처리할 데이터:
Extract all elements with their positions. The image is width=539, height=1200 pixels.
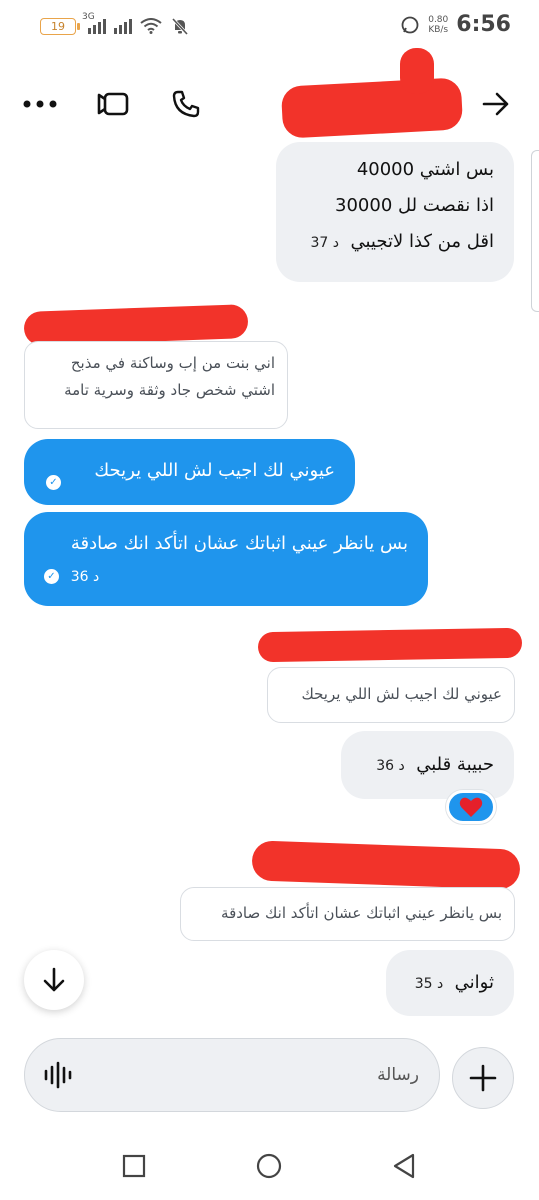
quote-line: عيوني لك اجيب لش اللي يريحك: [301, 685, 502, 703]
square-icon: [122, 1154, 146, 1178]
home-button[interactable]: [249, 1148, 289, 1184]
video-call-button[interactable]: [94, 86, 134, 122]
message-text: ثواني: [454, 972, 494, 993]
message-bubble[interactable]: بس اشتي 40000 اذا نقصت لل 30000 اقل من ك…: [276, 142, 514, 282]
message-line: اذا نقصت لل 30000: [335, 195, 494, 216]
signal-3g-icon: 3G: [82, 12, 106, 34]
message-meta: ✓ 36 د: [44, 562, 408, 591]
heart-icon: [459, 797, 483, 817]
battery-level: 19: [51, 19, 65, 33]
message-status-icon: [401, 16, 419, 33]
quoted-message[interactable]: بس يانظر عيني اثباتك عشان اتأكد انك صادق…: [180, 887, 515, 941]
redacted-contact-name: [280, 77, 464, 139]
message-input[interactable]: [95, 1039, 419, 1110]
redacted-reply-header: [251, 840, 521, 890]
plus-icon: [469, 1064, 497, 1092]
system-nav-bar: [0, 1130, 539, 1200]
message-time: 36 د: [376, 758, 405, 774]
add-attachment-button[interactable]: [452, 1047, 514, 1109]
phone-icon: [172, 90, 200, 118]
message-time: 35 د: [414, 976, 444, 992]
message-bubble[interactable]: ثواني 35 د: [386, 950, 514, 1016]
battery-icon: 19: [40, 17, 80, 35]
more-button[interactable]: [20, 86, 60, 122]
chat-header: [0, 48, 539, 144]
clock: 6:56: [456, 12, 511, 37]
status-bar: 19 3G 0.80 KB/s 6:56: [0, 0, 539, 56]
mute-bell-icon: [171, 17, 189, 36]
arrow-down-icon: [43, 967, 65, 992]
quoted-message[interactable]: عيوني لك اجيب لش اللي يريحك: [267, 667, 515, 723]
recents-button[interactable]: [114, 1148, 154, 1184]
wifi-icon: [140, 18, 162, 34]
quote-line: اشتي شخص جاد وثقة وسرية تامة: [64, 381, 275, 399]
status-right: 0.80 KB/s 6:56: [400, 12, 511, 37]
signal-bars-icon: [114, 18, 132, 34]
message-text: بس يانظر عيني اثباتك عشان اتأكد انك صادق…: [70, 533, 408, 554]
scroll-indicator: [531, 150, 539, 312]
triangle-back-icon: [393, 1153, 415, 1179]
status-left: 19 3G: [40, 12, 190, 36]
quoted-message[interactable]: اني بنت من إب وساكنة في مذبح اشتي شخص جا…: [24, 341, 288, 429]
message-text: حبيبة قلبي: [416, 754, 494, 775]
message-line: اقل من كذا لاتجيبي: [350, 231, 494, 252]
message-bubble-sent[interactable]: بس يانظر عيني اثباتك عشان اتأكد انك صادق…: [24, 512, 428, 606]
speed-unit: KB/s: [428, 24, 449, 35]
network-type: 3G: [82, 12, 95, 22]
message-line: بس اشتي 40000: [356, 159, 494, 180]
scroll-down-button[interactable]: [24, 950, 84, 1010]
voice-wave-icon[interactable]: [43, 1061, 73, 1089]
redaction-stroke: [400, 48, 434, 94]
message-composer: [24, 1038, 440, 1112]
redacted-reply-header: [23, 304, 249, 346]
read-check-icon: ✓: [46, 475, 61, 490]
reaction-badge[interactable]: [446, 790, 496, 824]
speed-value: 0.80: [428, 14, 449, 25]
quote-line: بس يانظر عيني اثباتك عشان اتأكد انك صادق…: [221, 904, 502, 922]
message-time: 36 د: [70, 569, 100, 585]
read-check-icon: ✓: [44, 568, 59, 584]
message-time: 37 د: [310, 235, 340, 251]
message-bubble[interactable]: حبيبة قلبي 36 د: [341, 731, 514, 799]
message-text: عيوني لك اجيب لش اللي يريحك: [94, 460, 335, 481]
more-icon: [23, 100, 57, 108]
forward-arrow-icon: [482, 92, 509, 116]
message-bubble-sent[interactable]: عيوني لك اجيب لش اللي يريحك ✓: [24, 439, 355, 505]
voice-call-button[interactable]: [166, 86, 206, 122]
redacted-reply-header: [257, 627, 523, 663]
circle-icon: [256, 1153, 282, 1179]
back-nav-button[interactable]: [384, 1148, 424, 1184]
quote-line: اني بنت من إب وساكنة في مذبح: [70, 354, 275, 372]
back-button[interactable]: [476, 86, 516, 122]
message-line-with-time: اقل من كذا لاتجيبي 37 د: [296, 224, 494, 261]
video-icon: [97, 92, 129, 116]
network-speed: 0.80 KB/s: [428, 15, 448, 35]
...
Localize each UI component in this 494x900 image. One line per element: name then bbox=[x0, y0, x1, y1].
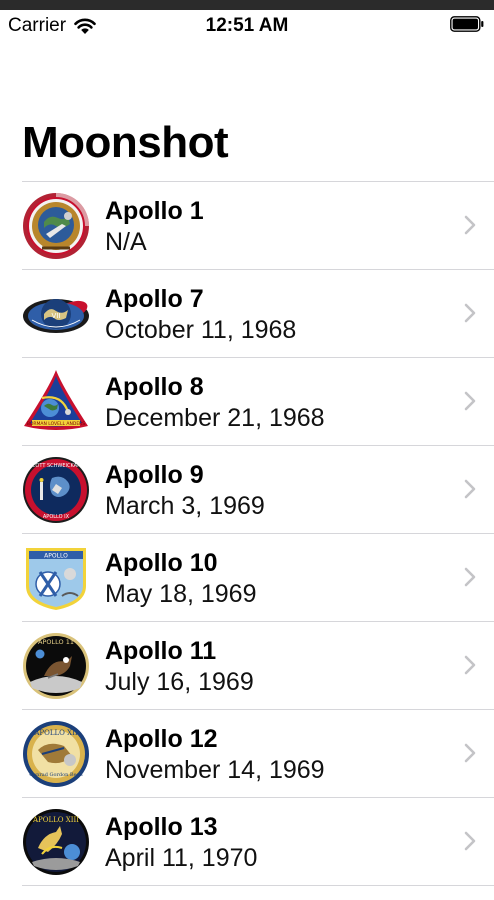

과제 설명: "Extract all elements"이 들어 있는 줄에서 시작해 "message-input[interactable]: [95, 1039, 419, 1110]"가 들어 있는 줄에서 끝나는 기록을 한 글자도 바꾸지 않고 옮겨 적어 주시겠어요? 그림은 답에 넣지 마세요.

과제 풀이:
Extract all elements with their positions. The image is width=539, height=1200 pixels.
quote-line: عيوني لك اجيب لش اللي يريحك: [301, 685, 502, 703]
square-icon: [122, 1154, 146, 1178]
home-button[interactable]: [249, 1148, 289, 1184]
video-call-button[interactable]: [94, 86, 134, 122]
message-text: ثواني: [454, 972, 494, 993]
message-bubble[interactable]: بس اشتي 40000 اذا نقصت لل 30000 اقل من ك…: [276, 142, 514, 282]
message-line: اذا نقصت لل 30000: [335, 195, 494, 216]
signal-3g-icon: 3G: [82, 12, 106, 34]
message-meta: ✓ 36 د: [44, 562, 408, 591]
heart-icon: [459, 797, 483, 817]
battery-level: 19: [51, 19, 65, 33]
message-status-icon: [401, 16, 419, 33]
quoted-message[interactable]: بس يانظر عيني اثباتك عشان اتأكد انك صادق…: [180, 887, 515, 941]
redacted-contact-name: [280, 77, 464, 139]
message-input[interactable]: [95, 1039, 419, 1110]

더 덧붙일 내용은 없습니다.